◆ What needs to be done
Pull out every line from the listing that has the word "GERAL".
>> BEGIN Dataset entries
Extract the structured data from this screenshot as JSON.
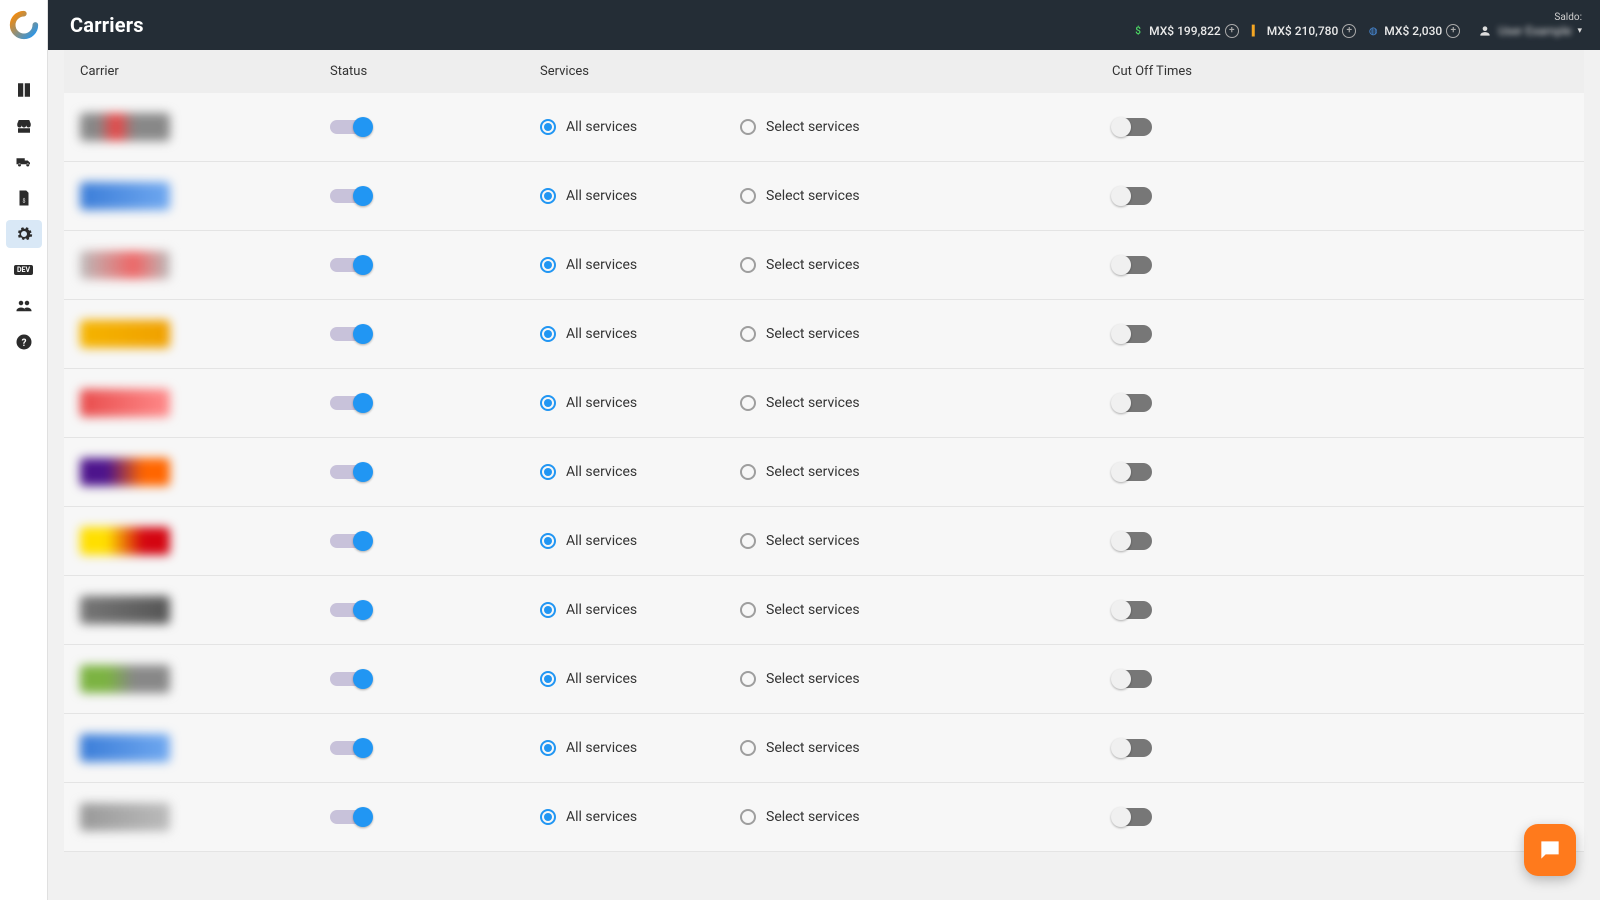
{
  "header": {
    "title": "Carriers",
    "saldo_label": "Saldo:",
    "balances": [
      {
        "icon": "dollar",
        "text": "MX$ 199,822"
      },
      {
        "icon": "flag",
        "text": "MX$ 210,780"
      },
      {
        "icon": "globe",
        "text": "MX$ 2,030"
      }
    ],
    "user_name": "User Example"
  },
  "sidebar": {
    "items": [
      {
        "name": "nav-book",
        "icon": "book"
      },
      {
        "name": "nav-store",
        "icon": "store"
      },
      {
        "name": "nav-truck",
        "icon": "truck"
      },
      {
        "name": "nav-invoice",
        "icon": "invoice"
      },
      {
        "name": "nav-settings",
        "icon": "gear",
        "active": true
      },
      {
        "name": "nav-dev",
        "icon": "dev"
      },
      {
        "name": "nav-users",
        "icon": "users"
      },
      {
        "name": "nav-help",
        "icon": "help"
      }
    ]
  },
  "table": {
    "columns": {
      "carrier": "Carrier",
      "status": "Status",
      "services": "Services",
      "cutoff": "Cut Off Times"
    },
    "labels": {
      "all_services": "All services",
      "select_services": "Select services"
    },
    "rows": [
      {
        "logo_bg": "linear-gradient(90deg,#888 20%,#e44 40%,#888 60%)"
      },
      {
        "logo_bg": "linear-gradient(90deg,#3b7dd8 0%,#6fa8f0 100%)"
      },
      {
        "logo_bg": "linear-gradient(90deg,#bbb 0%,#e66 60%,#bbb 100%)"
      },
      {
        "logo_bg": "linear-gradient(90deg,#f5b400 0%,#f0a000 100%)"
      },
      {
        "logo_bg": "linear-gradient(90deg,#e84c4c 0%,#ff8a8a 100%)"
      },
      {
        "logo_bg": "linear-gradient(90deg,#4d148c 30%,#ff6600 70%)"
      },
      {
        "logo_bg": "linear-gradient(90deg,#ffdf00 30%,#d40511 70%)"
      },
      {
        "logo_bg": "linear-gradient(90deg,#777 0%,#555 100%)"
      },
      {
        "logo_bg": "linear-gradient(90deg,#7cb342 30%,#888 60%)"
      },
      {
        "logo_bg": "linear-gradient(90deg,#3b7dd8 0%,#6fa8f0 100%)"
      },
      {
        "logo_bg": "linear-gradient(90deg,#999 0%,#bbb 100%)"
      }
    ]
  }
}
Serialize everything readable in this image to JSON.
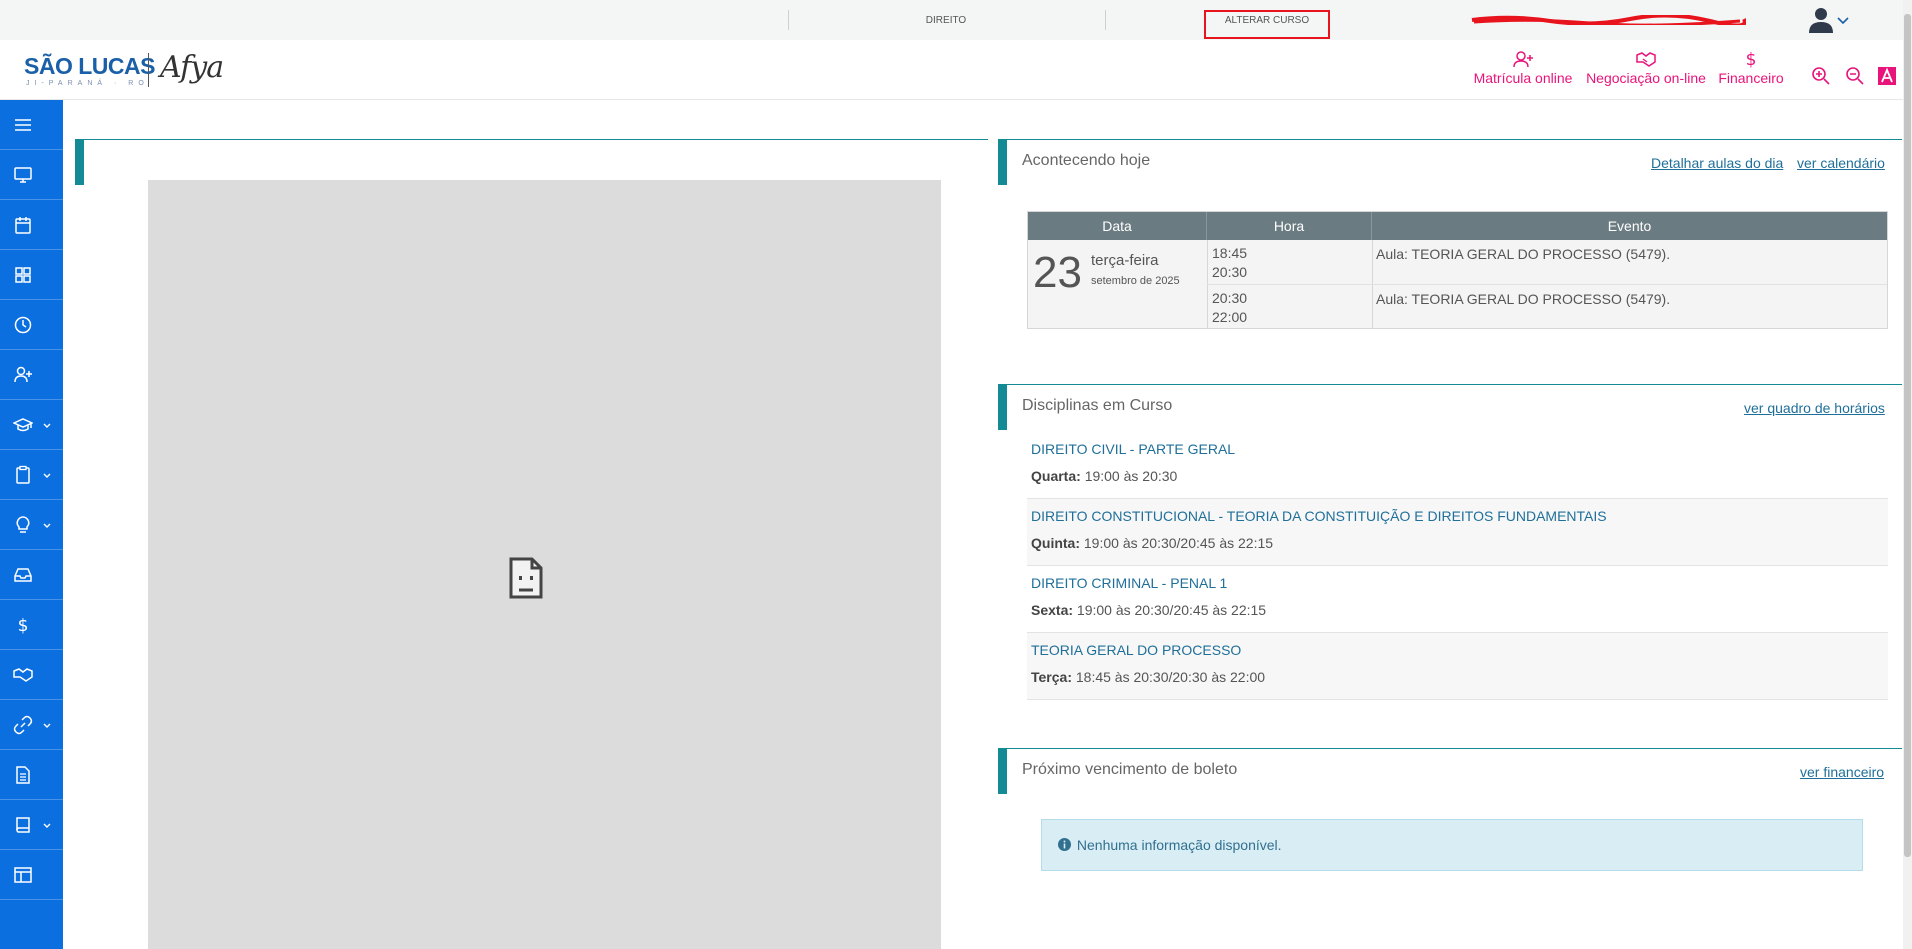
{
  "topbar": {
    "course": "DIREITO",
    "change_course": "ALTERAR CURSO"
  },
  "header": {
    "logo_main": "SÃO LUCAS",
    "logo_sub": "JI-PARANÁ · RO",
    "logo_brand": "Afya",
    "nav": [
      {
        "label": "Matrícula online",
        "icon": "user-plus-icon"
      },
      {
        "label": "Negociação on-line",
        "icon": "handshake-icon"
      },
      {
        "label": "Financeiro",
        "icon": "dollar-icon"
      }
    ]
  },
  "colors": {
    "accent": "#e8147b",
    "sidebar": "#0b6fe0",
    "teal": "#138a94",
    "link": "#1f6f9a"
  },
  "sidebar": {
    "items": [
      {
        "icon": "menu-icon"
      },
      {
        "icon": "monitor-icon"
      },
      {
        "icon": "calendar-icon"
      },
      {
        "icon": "grid-icon"
      },
      {
        "icon": "clock-icon"
      },
      {
        "icon": "user-plus-icon"
      },
      {
        "icon": "graduation-cap-icon",
        "submenu": true
      },
      {
        "icon": "clipboard-icon",
        "submenu": true
      },
      {
        "icon": "lightbulb-icon",
        "submenu": true
      },
      {
        "icon": "inbox-icon"
      },
      {
        "icon": "dollar-icon"
      },
      {
        "icon": "handshake-icon"
      },
      {
        "icon": "link-icon",
        "submenu": true
      },
      {
        "icon": "document-icon"
      },
      {
        "icon": "book-icon",
        "submenu": true
      },
      {
        "icon": "layout-icon"
      }
    ]
  },
  "today": {
    "title": "Acontecendo hoje",
    "link_detail": "Detalhar aulas do dia",
    "link_calendar": "ver calendário",
    "columns": [
      "Data",
      "Hora",
      "Evento"
    ],
    "day": "23",
    "weekday": "terça-feira",
    "month": "setembro de 2025",
    "events": [
      {
        "start": "18:45",
        "end": "20:30",
        "event": "Aula: TEORIA GERAL DO PROCESSO (5479)."
      },
      {
        "start": "20:30",
        "end": "22:00",
        "event": "Aula: TEORIA GERAL DO PROCESSO (5479)."
      }
    ]
  },
  "disciplines": {
    "title": "Disciplinas em Curso",
    "link": "ver quadro de horários",
    "items": [
      {
        "name": "DIREITO CIVIL - PARTE GERAL",
        "day": "Quarta:",
        "time": "19:00 às 20:30"
      },
      {
        "name": "DIREITO CONSTITUCIONAL - TEORIA DA CONSTITUIÇÃO E DIREITOS FUNDAMENTAIS",
        "day": "Quinta:",
        "time": "19:00 às 20:30/20:45 às 22:15"
      },
      {
        "name": "DIREITO CRIMINAL - PENAL 1",
        "day": "Sexta:",
        "time": "19:00 às 20:30/20:45 às 22:15"
      },
      {
        "name": "TEORIA GERAL DO PROCESSO",
        "day": "Terça:",
        "time": "18:45 às 20:30/20:30 às 22:00"
      }
    ]
  },
  "boleto": {
    "title": "Próximo vencimento de boleto",
    "link": "ver financeiro",
    "info": "Nenhuma informação disponível."
  }
}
>> END Dataset entries
◆ Answer to the problem
        "event": "Aula: TEORIA GERAL DO PROCESSO (5479)."
        "event": "Aula: TEORIA GERAL DO PROCESSO (5479)."
        "name": "DIREITO CIVIL - PARTE GERAL",
        "name": "TEORIA GERAL DO PROCESSO",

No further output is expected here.